### Entries shown
----

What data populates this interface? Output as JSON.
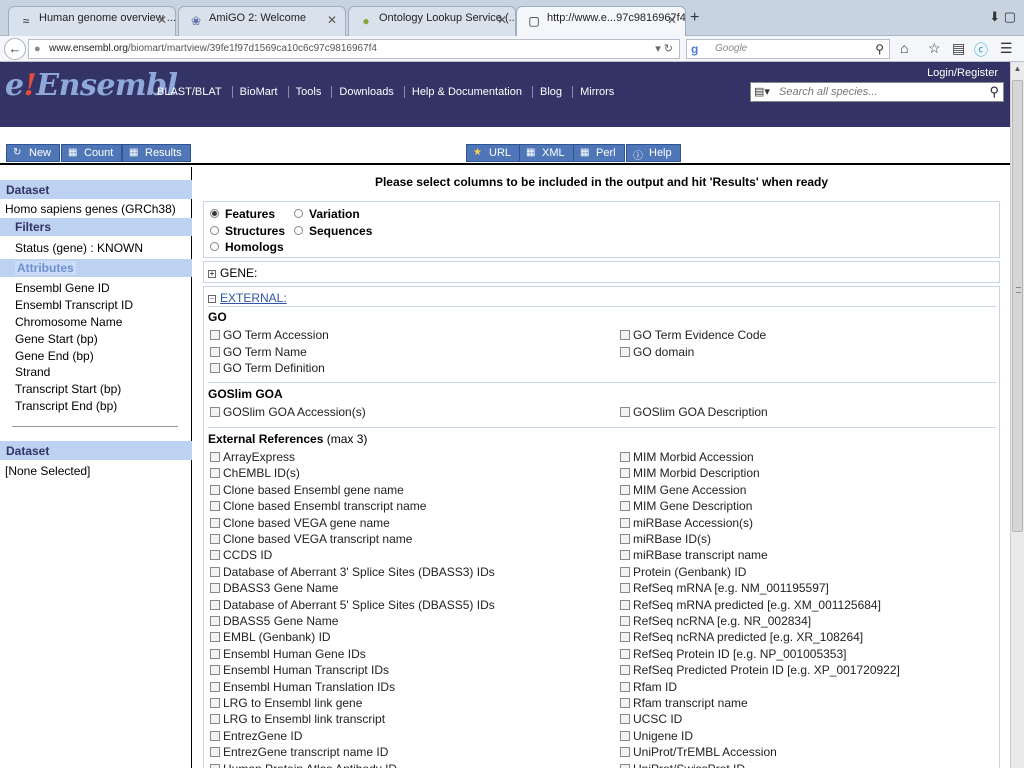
{
  "browser": {
    "tabs": [
      {
        "label": "Human genome overview ...",
        "icon": "ensembl-favicon"
      },
      {
        "label": "AmiGO 2: Welcome",
        "icon": "amigo-favicon"
      },
      {
        "label": "Ontology Lookup Service (...",
        "icon": "ols-favicon"
      },
      {
        "label": "http://www.e...97c9816967f4",
        "icon": "page-favicon"
      }
    ],
    "url_host": "www.ensembl.org",
    "url_path": "/biomart/martview/39fe1f97d1569ca10c6c97c9816967f4",
    "search_placeholder": "Google"
  },
  "header": {
    "logo_e": "e",
    "logo_bang": "!",
    "logo_rest": "Ensembl",
    "nav": [
      "BLAST/BLAT",
      "BioMart",
      "Tools",
      "Downloads",
      "Help & Documentation",
      "Blog",
      "Mirrors"
    ],
    "login": "Login/Register",
    "search_placeholder": "Search all species..."
  },
  "toolbar": {
    "new": "New",
    "count": "Count",
    "results": "Results",
    "url": "URL",
    "xml": "XML",
    "perl": "Perl",
    "help": "Help"
  },
  "left": {
    "dataset_head": "Dataset",
    "dataset_value": "Homo sapiens genes (GRCh38)",
    "filters_head": "Filters",
    "filters_value": "Status (gene) : KNOWN",
    "attributes_head": "Attributes",
    "attributes": [
      "Ensembl Gene ID",
      "Ensembl Transcript ID",
      "Chromosome Name",
      "Gene Start (bp)",
      "Gene End (bp)",
      "Strand",
      "Transcript Start (bp)",
      "Transcript End (bp)"
    ],
    "dataset2_head": "Dataset",
    "dataset2_value": "[None Selected]"
  },
  "main": {
    "instructions": "Please select columns to be included in the output and hit 'Results' when ready",
    "radios": {
      "features": "Features",
      "variation": "Variation",
      "structures": "Structures",
      "sequences": "Sequences",
      "homologs": "Homologs",
      "selected": "Features"
    },
    "gene_label": "GENE:",
    "external_label": "EXTERNAL:",
    "go_title": "GO",
    "go_left": [
      "GO Term Accession",
      "GO Term Name",
      "GO Term Definition"
    ],
    "go_right": [
      "GO Term Evidence Code",
      "GO domain"
    ],
    "goslim_title": "GOSlim GOA",
    "goslim_left": [
      "GOSlim GOA Accession(s)"
    ],
    "goslim_right": [
      "GOSlim GOA Description"
    ],
    "xref_title": "External References",
    "xref_max": "(max 3)",
    "xref_left": [
      "ArrayExpress",
      "ChEMBL ID(s)",
      "Clone based Ensembl gene name",
      "Clone based Ensembl transcript name",
      "Clone based VEGA gene name",
      "Clone based VEGA transcript name",
      "CCDS ID",
      "Database of Aberrant 3' Splice Sites (DBASS3) IDs",
      "DBASS3 Gene Name",
      "Database of Aberrant 5' Splice Sites (DBASS5) IDs",
      "DBASS5 Gene Name",
      "EMBL (Genbank) ID",
      "Ensembl Human Gene IDs",
      "Ensembl Human Transcript IDs",
      "Ensembl Human Translation IDs",
      "LRG to Ensembl link gene",
      "LRG to Ensembl link transcript",
      "EntrezGene ID",
      "EntrezGene transcript name ID",
      "Human Protein Atlas Antibody ID"
    ],
    "xref_right": [
      "MIM Morbid Accession",
      "MIM Morbid Description",
      "MIM Gene Accession",
      "MIM Gene Description",
      "miRBase Accession(s)",
      "miRBase ID(s)",
      "miRBase transcript name",
      "Protein (Genbank) ID",
      "RefSeq mRNA [e.g. NM_001195597]",
      "RefSeq mRNA predicted [e.g. XM_001125684]",
      "RefSeq ncRNA [e.g. NR_002834]",
      "RefSeq ncRNA predicted [e.g. XR_108264]",
      "RefSeq Protein ID [e.g. NP_001005353]",
      "RefSeq Predicted Protein ID [e.g. XP_001720922]",
      "Rfam ID",
      "Rfam transcript name",
      "UCSC ID",
      "Unigene ID",
      "UniProt/TrEMBL Accession",
      "UniProt/SwissProt ID"
    ]
  },
  "colors": {
    "header_bg": "#333366",
    "panel_head": "#bdd1f0",
    "button": "#4f77b7"
  }
}
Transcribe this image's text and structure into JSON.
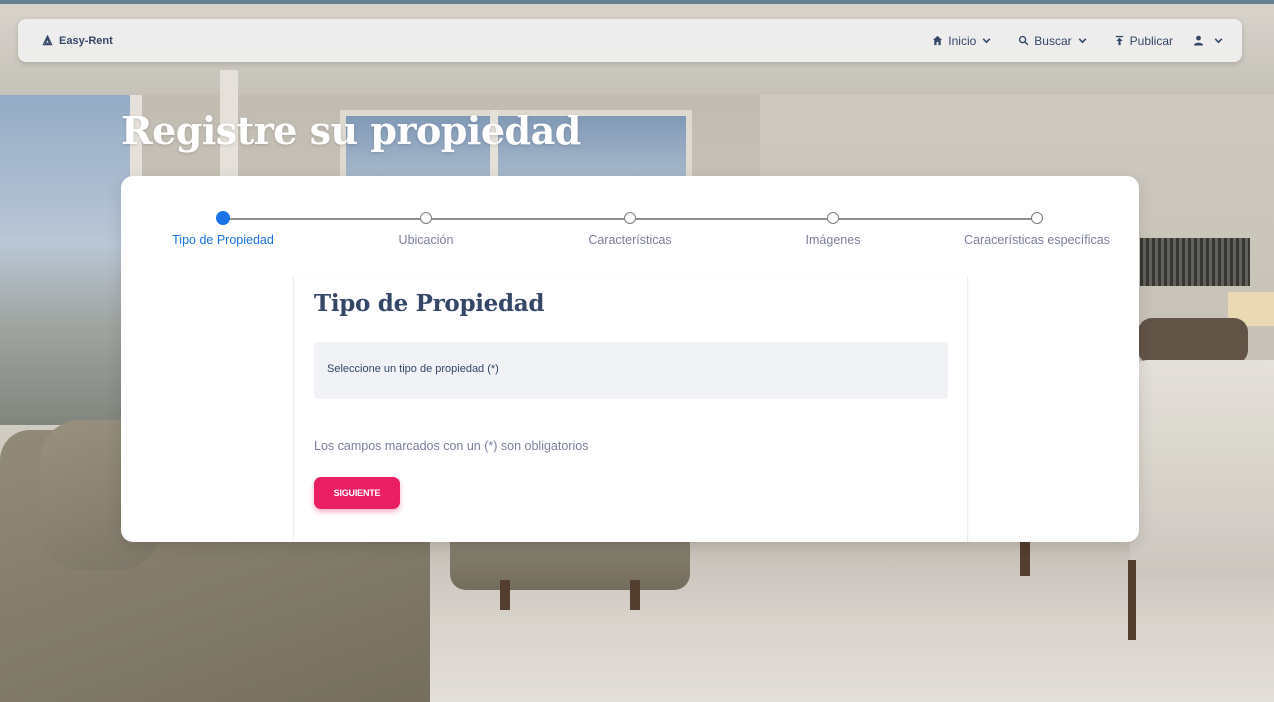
{
  "navbar": {
    "brand": "Easy-Rent",
    "items": [
      {
        "label": "Inicio",
        "icon": "home-icon",
        "has_dropdown": true
      },
      {
        "label": "Buscar",
        "icon": "search-icon",
        "has_dropdown": true
      },
      {
        "label": "Publicar",
        "icon": "upload-icon",
        "has_dropdown": false
      },
      {
        "label": "",
        "icon": "user-icon",
        "has_dropdown": true
      }
    ]
  },
  "page": {
    "title": "Registre su propiedad"
  },
  "stepper": {
    "active_index": 0,
    "steps": [
      {
        "label": "Tipo de Propiedad"
      },
      {
        "label": "Ubicación"
      },
      {
        "label": "Características"
      },
      {
        "label": "Imágenes"
      },
      {
        "label": "Caracerísticas específicas"
      }
    ]
  },
  "form": {
    "title": "Tipo de Propiedad",
    "select_placeholder": "Seleccione un tipo de propiedad (*)",
    "required_note": "Los campos marcados con un (*) son obligatorios",
    "next_button": "SIGUIENTE"
  },
  "colors": {
    "accent": "#1a73e8",
    "primary_button": "#e91e63",
    "text_dark": "#344767",
    "text_muted": "#7b809a"
  }
}
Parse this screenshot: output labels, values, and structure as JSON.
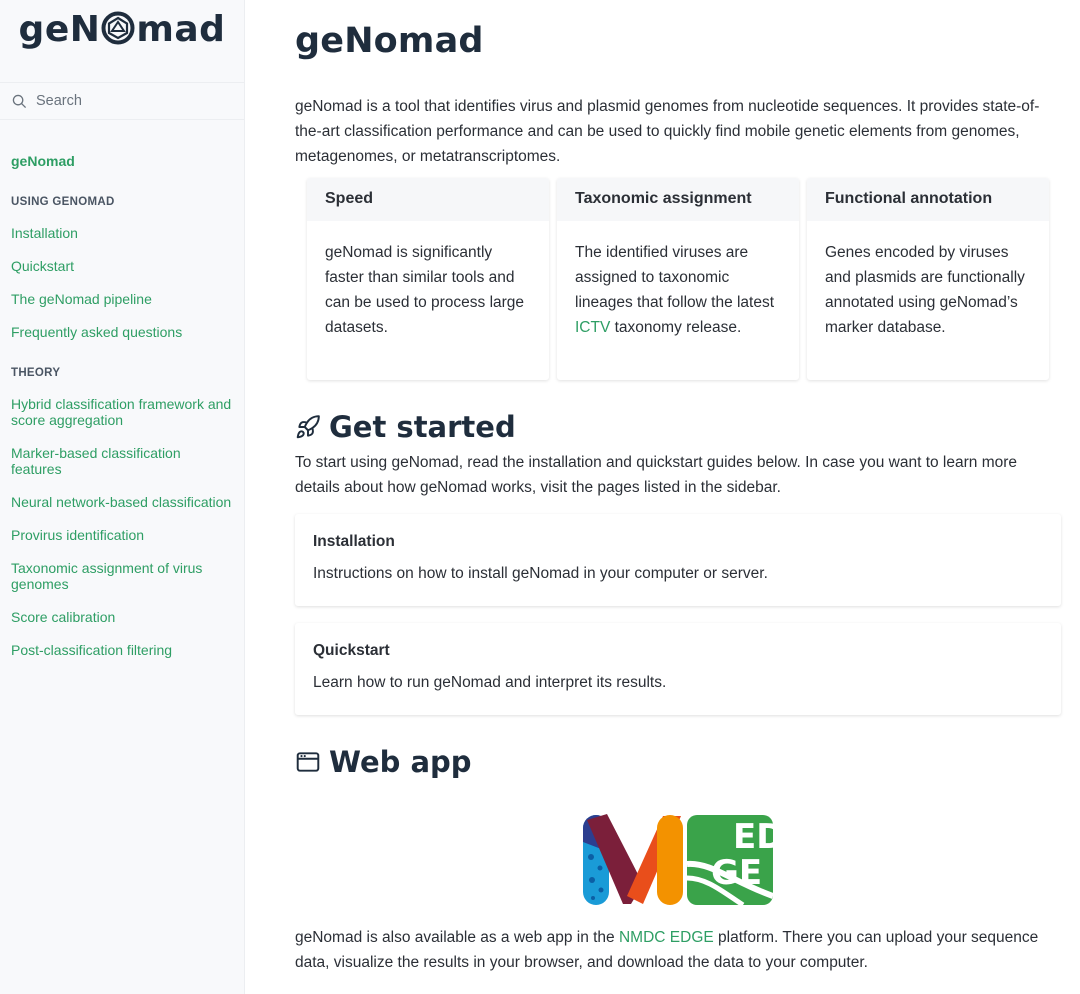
{
  "sidebar": {
    "brand_left": "geN",
    "brand_right": "mad",
    "search_placeholder": "Search",
    "home_link": "geNomad",
    "sections": [
      {
        "title": "USING GENOMAD",
        "items": [
          "Installation",
          "Quickstart",
          "The geNomad pipeline",
          "Frequently asked questions"
        ]
      },
      {
        "title": "THEORY",
        "items": [
          "Hybrid classification framework and score aggregation",
          "Marker-based classification features",
          "Neural network-based classification",
          "Provirus identification",
          "Taxonomic assignment of virus genomes",
          "Score calibration",
          "Post-classification filtering"
        ]
      }
    ]
  },
  "main": {
    "title": "geNomad",
    "intro": "geNomad is a tool that identifies virus and plasmid genomes from nucleotide sequences. It provides state-of-the-art classification performance and can be used to quickly find mobile genetic elements from genomes, metagenomes, or metatranscriptomes.",
    "cards": [
      {
        "title": "Speed",
        "body": "geNomad is significantly faster than similar tools and can be used to process large datasets."
      },
      {
        "title": "Taxonomic assignment",
        "body_before": "The identified viruses are assigned to taxonomic lineages that follow the latest ",
        "link": "ICTV",
        "body_after": " taxonomy release."
      },
      {
        "title": "Functional annotation",
        "body": "Genes encoded by viruses and plasmids are functionally annotated using geNomad’s marker database."
      }
    ],
    "get_started": {
      "title": "Get started",
      "text": "To start using geNomad, read the installation and quickstart guides below. In case you want to learn more details about how geNomad works, visit the pages listed in the sidebar.",
      "links": [
        {
          "title": "Installation",
          "desc": "Instructions on how to install geNomad in your computer or server."
        },
        {
          "title": "Quickstart",
          "desc": "Learn how to run geNomad and interpret its results."
        }
      ]
    },
    "web_app": {
      "title": "Web app",
      "logo_letters_top": "ED",
      "logo_letters_bottom": "GE",
      "text_before": "geNomad is also available as a web app in the ",
      "link": "NMDC EDGE",
      "text_after": " platform. There you can upload your sequence data, visualize the results in your browser, and download the data to your computer."
    }
  },
  "colors": {
    "accent_green": "#2e9e64",
    "heading": "#1f2d3d",
    "sidebar_bg": "#f8f9fb"
  }
}
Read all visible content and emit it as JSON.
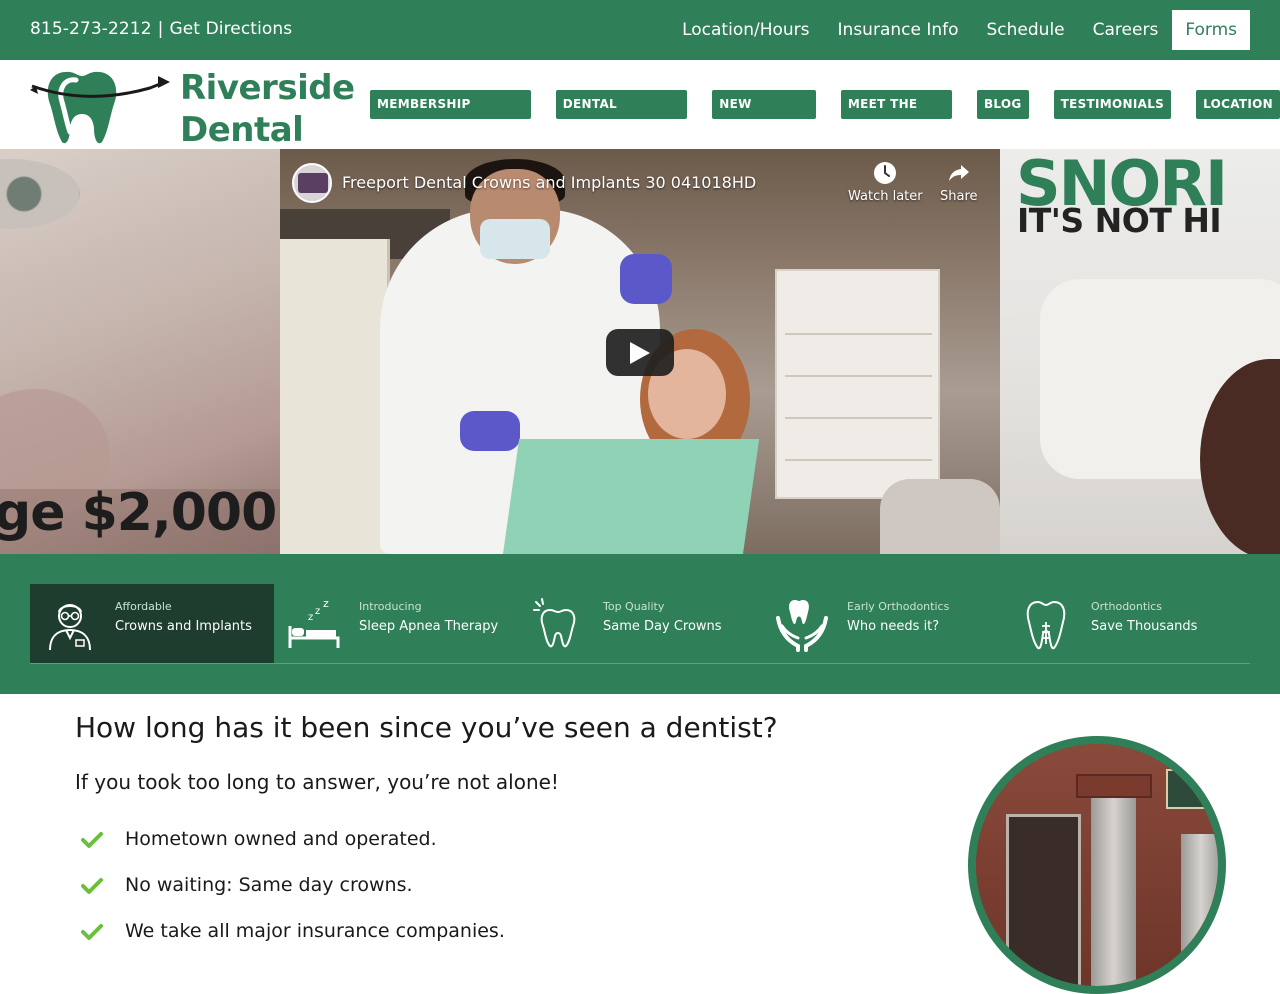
{
  "topbar": {
    "phone": "815-273-2212",
    "separator": "|",
    "directions": "Get Directions",
    "links": [
      "Location/Hours",
      "Insurance Info",
      "Schedule",
      "Careers",
      "Forms"
    ]
  },
  "header": {
    "brand_line1": "Riverside",
    "brand_line2": "Dental",
    "nav": [
      "MEMBERSHIP PROGRAM",
      "DENTAL CONCERNS",
      "NEW PATIENTS",
      "MEET THE DR'S.",
      "BLOG",
      "TESTIMONIALS",
      "LOCATION"
    ]
  },
  "hero": {
    "left_slide_text": "ge $2,000",
    "video": {
      "title": "Freeport Dental Crowns and Implants 30 041018HD",
      "watch_later": "Watch later",
      "share": "Share"
    },
    "right_slide_line1": "SNORI",
    "right_slide_line2": "IT'S NOT HI"
  },
  "features": [
    {
      "kicker": "Affordable",
      "title": "Crowns and Implants",
      "icon": "dentist-icon",
      "active": true
    },
    {
      "kicker": "Introducing",
      "title": "Sleep Apnea Therapy",
      "icon": "sleeping-bed-icon",
      "active": false
    },
    {
      "kicker": "Top Quality",
      "title": "Same Day Crowns",
      "icon": "sparkling-tooth-icon",
      "active": false
    },
    {
      "kicker": "Early Orthodontics",
      "title": "Who needs it?",
      "icon": "tooth-in-hands-icon",
      "active": false
    },
    {
      "kicker": "Orthodontics",
      "title": "Save Thousands",
      "icon": "tooth-implant-icon",
      "active": false
    }
  ],
  "content": {
    "heading": "How long has it been since you’ve seen a dentist?",
    "subheading": "If you took too long to answer, you’re not alone!",
    "bullets": [
      "Hometown owned and operated.",
      "No waiting: Same day crowns.",
      "We take all major insurance companies."
    ]
  },
  "colors": {
    "brand_green": "#2f7f58",
    "dark_green": "#1f3d2f",
    "check_green": "#6bbf3c"
  }
}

----

### What is being asked
Tally up the lines in the records that contain the word "Description" and give only the total.

### Output
3